#### [Entries]
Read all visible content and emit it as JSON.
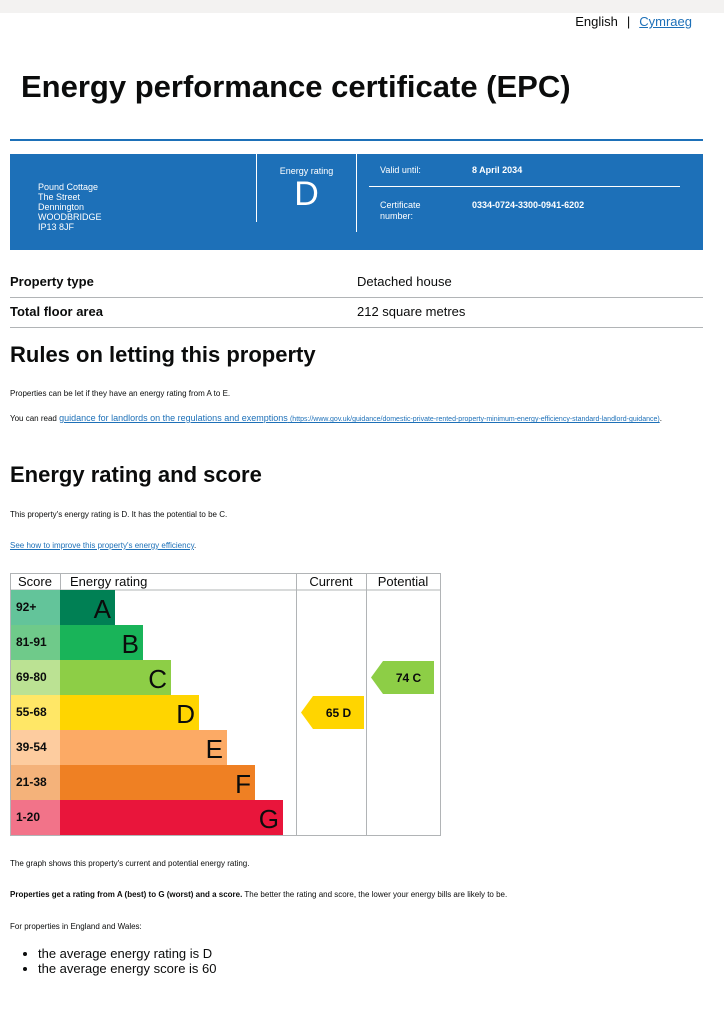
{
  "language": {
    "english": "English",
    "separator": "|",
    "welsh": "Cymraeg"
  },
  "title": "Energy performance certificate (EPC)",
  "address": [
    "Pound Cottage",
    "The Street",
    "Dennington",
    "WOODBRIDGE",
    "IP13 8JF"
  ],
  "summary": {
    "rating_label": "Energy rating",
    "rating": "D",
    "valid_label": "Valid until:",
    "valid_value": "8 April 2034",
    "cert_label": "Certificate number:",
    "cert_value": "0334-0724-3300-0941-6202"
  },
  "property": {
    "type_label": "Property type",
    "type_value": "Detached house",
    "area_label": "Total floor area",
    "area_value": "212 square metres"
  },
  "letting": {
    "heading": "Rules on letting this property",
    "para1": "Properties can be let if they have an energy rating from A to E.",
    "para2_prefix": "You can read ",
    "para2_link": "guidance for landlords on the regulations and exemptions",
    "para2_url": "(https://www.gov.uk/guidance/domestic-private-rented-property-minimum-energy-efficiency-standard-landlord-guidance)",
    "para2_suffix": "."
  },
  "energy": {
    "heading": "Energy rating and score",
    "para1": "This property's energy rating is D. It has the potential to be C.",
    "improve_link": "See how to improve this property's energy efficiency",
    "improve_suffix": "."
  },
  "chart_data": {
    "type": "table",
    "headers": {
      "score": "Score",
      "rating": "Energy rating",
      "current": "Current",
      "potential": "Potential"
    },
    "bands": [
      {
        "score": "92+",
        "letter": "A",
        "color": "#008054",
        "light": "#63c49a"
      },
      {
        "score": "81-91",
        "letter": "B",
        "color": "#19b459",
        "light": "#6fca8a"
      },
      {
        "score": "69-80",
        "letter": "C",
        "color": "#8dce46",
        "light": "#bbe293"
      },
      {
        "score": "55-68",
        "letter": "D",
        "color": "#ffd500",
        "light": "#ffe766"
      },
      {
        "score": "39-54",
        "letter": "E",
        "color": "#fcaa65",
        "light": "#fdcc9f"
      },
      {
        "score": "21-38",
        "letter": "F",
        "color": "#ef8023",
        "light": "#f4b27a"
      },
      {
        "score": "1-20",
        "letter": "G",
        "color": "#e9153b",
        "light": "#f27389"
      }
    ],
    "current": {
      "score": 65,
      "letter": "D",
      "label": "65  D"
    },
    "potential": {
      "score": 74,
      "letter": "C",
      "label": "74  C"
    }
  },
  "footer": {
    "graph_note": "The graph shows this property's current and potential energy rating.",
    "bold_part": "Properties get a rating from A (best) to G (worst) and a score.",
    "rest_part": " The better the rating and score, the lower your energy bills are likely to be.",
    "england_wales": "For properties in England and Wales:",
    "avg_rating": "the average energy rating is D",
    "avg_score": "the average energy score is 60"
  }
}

...

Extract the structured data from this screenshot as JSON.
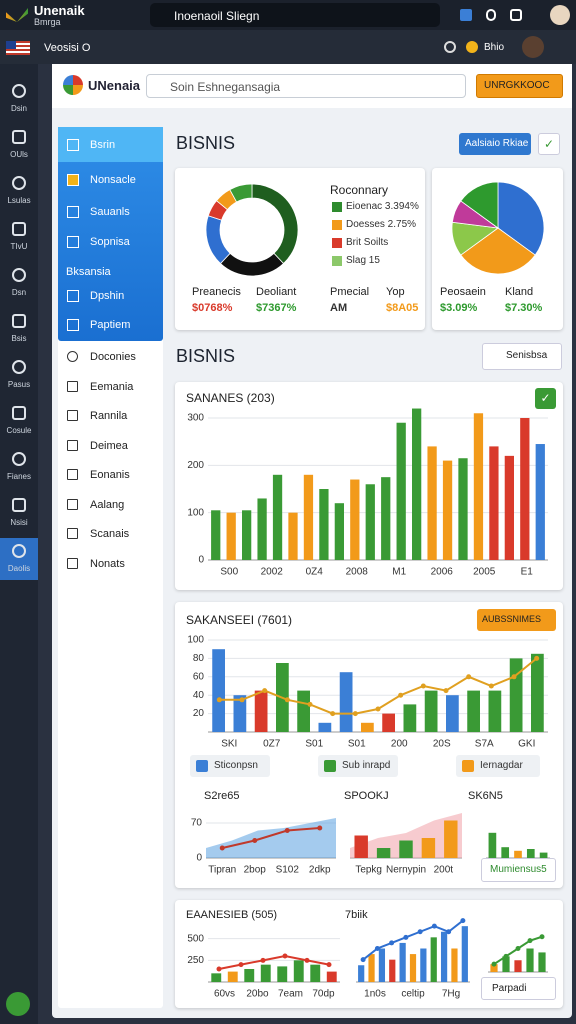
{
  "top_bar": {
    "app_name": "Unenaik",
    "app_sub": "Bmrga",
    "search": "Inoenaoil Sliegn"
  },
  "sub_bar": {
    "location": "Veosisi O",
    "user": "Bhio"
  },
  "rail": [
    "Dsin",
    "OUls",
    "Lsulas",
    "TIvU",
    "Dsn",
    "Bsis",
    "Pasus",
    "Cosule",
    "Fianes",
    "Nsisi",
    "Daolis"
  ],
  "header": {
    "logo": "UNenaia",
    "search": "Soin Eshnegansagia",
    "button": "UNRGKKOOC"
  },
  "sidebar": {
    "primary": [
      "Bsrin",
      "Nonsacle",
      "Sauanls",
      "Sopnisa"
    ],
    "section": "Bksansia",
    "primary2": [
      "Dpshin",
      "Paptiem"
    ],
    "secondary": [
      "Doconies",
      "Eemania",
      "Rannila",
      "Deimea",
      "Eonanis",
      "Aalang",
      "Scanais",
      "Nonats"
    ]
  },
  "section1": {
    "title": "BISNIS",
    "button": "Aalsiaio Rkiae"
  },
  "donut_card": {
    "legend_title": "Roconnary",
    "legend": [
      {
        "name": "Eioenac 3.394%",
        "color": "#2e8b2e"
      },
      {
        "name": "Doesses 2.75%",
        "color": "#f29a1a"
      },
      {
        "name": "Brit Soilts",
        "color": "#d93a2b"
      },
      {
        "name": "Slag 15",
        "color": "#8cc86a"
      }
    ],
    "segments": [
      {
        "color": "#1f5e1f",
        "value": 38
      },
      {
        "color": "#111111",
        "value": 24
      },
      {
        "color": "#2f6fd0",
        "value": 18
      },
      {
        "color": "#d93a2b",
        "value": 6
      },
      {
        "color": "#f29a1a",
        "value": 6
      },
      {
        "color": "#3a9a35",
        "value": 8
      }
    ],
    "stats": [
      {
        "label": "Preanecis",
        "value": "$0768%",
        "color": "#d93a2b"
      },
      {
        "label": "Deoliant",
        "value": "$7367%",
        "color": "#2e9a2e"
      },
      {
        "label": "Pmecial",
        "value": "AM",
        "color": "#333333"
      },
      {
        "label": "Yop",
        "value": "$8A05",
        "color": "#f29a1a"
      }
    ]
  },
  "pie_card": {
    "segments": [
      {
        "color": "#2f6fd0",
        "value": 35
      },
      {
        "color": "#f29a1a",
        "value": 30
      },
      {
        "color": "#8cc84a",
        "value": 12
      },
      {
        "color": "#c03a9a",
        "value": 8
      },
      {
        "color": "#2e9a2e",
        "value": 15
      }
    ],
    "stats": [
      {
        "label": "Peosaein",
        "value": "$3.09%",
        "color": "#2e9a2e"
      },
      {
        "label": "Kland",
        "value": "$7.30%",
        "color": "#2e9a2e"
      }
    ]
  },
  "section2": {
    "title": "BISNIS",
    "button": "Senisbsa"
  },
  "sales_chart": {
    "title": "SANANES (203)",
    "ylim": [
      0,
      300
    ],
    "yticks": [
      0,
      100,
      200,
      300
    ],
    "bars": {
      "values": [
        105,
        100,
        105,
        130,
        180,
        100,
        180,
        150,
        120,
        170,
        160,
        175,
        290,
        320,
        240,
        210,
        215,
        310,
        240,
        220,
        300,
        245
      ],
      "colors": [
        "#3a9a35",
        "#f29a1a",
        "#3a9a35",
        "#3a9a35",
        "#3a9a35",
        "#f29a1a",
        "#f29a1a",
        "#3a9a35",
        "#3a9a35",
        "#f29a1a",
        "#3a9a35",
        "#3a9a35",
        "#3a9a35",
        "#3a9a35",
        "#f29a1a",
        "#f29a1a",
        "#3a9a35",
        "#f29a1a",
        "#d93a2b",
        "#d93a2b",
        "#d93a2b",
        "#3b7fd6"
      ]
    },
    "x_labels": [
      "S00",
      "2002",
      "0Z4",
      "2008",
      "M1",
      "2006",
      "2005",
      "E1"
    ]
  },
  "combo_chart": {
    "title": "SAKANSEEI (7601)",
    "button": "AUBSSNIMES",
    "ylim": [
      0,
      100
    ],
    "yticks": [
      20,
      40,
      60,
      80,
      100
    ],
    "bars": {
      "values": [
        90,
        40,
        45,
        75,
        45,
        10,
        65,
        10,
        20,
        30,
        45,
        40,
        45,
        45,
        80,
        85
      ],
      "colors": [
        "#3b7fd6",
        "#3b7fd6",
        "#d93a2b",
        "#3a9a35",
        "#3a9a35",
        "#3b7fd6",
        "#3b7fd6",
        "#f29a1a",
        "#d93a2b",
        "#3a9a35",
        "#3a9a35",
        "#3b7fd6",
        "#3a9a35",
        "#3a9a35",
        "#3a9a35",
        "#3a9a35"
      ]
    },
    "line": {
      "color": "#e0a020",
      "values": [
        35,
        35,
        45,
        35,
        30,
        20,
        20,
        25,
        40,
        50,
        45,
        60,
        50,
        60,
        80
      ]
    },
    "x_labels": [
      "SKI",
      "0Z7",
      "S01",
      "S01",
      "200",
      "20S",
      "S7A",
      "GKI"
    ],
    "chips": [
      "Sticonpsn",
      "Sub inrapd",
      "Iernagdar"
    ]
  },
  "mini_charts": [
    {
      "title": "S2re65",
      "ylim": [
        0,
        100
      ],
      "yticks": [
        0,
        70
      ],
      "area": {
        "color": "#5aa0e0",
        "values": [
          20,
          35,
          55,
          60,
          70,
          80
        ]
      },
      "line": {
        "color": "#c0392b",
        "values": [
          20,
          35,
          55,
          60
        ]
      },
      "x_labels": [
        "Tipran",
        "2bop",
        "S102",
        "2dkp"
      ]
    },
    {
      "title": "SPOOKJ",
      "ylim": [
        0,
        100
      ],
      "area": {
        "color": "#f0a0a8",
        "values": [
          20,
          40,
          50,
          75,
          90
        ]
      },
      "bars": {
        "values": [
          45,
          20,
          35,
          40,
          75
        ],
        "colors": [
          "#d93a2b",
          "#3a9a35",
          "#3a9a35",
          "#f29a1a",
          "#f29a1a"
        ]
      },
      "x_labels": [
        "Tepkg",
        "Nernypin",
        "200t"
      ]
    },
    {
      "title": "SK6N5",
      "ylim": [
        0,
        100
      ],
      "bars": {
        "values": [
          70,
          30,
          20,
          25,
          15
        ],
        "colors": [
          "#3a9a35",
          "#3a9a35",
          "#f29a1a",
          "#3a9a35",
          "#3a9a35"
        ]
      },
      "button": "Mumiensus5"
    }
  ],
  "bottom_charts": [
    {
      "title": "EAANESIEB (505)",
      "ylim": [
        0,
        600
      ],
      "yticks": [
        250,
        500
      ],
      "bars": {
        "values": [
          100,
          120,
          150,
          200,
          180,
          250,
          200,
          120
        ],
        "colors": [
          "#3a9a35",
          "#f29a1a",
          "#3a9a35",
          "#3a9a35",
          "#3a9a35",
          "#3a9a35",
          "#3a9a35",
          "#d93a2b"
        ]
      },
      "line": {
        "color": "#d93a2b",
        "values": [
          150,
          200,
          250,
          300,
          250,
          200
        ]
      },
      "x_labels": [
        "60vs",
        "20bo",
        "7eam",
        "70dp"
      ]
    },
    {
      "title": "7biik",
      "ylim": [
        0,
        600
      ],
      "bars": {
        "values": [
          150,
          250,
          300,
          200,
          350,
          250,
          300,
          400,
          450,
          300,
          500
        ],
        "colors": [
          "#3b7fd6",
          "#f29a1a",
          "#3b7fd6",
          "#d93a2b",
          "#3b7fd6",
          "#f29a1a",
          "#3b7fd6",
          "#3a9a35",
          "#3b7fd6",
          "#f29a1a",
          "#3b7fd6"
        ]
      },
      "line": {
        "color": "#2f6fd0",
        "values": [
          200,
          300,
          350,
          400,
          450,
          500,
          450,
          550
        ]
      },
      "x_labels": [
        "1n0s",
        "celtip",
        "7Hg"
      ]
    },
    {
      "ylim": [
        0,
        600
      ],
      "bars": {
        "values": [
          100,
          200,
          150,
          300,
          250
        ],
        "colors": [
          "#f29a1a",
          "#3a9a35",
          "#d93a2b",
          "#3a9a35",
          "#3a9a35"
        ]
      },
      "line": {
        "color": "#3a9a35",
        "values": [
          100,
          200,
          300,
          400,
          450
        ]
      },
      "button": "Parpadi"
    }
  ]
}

#### [Problem statement]
Write out every line of the entries that holds the word "guidance".

#### [The completed task]
    "para2_link": "guidance for landlords on the regulations and exemptions",
    "para2_url": "(https://www.gov.uk/guidance/domestic-private-rented-property-minimum-energy-efficiency-standard-landlord-guidance)",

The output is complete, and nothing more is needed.